Data entries:
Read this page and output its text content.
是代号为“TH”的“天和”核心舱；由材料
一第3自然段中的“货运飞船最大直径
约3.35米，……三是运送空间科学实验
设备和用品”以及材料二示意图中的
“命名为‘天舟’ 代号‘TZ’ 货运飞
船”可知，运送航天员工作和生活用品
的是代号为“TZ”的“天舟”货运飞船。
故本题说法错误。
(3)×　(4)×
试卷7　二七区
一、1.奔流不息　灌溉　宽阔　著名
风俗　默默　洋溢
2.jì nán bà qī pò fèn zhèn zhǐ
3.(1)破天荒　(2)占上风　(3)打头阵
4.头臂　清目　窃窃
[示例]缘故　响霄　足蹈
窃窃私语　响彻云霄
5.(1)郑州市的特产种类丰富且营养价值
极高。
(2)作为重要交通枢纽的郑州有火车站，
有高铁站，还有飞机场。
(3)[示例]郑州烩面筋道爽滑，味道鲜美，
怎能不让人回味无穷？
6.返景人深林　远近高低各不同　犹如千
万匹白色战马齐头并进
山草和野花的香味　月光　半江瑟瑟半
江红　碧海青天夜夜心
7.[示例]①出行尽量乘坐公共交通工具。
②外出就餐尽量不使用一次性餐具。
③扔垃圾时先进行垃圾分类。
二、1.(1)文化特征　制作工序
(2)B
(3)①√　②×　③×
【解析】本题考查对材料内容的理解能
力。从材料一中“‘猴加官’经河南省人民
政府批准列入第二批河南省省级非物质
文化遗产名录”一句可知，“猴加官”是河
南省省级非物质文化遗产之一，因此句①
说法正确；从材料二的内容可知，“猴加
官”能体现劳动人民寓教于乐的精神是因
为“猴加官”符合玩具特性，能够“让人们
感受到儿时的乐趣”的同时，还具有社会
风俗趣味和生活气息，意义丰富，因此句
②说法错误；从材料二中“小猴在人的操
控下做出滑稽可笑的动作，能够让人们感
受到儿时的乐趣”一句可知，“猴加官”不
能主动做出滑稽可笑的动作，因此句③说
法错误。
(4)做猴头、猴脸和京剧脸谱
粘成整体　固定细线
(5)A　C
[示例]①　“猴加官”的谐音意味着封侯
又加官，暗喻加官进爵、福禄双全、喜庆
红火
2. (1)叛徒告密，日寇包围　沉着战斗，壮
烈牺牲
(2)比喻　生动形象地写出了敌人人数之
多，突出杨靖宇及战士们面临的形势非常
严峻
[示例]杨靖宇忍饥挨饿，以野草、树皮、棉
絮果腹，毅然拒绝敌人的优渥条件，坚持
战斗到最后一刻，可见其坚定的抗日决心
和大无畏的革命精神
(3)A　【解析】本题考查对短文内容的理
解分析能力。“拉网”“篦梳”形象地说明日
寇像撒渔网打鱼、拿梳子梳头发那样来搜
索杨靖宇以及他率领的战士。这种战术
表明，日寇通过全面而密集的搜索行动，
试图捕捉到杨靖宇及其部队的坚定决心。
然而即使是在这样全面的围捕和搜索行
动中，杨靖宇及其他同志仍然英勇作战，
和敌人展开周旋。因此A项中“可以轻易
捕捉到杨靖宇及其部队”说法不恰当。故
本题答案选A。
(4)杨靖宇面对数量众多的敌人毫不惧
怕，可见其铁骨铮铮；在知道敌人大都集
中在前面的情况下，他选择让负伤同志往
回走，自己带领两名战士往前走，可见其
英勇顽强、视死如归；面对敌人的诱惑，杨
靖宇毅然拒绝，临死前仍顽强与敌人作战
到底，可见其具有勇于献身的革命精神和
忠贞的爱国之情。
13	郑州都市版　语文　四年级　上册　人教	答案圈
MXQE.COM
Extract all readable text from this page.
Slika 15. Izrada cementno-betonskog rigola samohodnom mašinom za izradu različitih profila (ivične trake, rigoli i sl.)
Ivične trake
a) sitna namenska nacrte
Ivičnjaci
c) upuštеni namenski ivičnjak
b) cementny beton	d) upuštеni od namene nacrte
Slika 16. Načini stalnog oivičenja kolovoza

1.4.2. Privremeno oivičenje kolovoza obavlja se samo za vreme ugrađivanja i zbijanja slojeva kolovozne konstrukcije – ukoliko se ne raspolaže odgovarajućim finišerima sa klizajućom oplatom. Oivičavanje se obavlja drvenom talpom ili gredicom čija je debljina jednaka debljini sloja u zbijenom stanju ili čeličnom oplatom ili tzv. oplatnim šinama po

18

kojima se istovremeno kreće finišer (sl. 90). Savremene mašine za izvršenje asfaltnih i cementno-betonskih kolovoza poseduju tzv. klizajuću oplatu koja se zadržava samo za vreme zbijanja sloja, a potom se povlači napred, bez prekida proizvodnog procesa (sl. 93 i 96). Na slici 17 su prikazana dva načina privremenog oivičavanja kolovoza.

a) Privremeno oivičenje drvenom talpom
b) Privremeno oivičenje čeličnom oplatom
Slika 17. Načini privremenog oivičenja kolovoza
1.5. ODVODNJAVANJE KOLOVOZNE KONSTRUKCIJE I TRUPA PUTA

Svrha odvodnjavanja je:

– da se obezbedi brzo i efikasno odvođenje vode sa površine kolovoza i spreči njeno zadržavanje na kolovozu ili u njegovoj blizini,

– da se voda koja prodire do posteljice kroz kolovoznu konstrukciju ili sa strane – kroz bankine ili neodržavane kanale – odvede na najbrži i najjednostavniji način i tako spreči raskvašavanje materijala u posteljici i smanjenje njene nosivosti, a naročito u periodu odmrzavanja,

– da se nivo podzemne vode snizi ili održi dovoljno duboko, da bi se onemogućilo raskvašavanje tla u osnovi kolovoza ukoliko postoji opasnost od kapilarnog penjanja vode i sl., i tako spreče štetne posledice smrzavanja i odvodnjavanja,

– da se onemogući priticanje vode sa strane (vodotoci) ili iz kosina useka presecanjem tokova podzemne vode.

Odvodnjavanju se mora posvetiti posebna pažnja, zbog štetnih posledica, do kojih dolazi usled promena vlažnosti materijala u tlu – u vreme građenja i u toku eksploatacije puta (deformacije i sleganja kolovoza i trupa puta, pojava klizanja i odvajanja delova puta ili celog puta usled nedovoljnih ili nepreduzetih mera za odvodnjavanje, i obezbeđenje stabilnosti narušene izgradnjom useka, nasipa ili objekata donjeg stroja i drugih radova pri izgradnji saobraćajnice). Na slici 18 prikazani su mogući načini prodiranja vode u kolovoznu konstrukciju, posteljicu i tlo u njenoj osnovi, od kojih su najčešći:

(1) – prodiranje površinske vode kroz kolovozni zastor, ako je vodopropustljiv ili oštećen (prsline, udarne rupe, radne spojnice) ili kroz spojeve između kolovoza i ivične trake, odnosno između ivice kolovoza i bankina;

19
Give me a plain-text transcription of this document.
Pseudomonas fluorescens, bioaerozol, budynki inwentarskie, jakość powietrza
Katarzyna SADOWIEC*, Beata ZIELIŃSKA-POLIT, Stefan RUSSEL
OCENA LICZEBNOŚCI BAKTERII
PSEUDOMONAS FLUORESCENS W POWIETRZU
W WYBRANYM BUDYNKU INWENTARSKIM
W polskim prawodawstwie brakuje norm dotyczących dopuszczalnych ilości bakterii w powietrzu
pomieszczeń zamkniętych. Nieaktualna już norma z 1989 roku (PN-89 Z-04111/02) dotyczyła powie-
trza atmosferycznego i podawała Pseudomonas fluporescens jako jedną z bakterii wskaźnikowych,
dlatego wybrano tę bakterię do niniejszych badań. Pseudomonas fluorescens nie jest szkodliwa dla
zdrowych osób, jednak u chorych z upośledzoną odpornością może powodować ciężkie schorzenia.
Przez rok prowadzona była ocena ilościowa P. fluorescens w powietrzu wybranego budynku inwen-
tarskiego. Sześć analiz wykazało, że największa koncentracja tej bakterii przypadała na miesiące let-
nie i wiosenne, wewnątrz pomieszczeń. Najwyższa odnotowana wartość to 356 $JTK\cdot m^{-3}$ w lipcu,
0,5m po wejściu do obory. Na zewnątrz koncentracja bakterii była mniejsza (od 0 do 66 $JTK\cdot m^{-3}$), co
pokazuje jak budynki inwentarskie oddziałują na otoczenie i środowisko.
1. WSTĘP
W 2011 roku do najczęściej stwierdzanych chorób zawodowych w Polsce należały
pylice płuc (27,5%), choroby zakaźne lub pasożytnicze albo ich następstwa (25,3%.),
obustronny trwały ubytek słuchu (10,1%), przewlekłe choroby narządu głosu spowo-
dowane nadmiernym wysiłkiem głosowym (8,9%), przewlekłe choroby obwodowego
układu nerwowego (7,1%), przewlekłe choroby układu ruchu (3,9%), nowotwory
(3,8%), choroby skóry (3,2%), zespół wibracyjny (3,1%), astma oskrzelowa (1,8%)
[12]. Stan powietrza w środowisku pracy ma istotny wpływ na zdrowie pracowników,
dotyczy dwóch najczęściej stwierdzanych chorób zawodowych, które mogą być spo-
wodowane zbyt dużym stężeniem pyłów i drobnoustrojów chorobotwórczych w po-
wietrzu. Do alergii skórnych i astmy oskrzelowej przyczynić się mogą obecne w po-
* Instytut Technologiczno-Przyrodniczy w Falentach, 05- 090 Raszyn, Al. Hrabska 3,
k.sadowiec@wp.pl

Problem statement: Copy out each line that contains the word "Slika".

The output:
Slika 15. Izrada cementno-betonskog rigola samohodnom mašinom za izradu različitih profila (ivične trake, rigoli i sl.)
Slika 16. Načini stalnog oivičenja kolovoza
Slika 17. Načini privremenog oivičenja kolovoza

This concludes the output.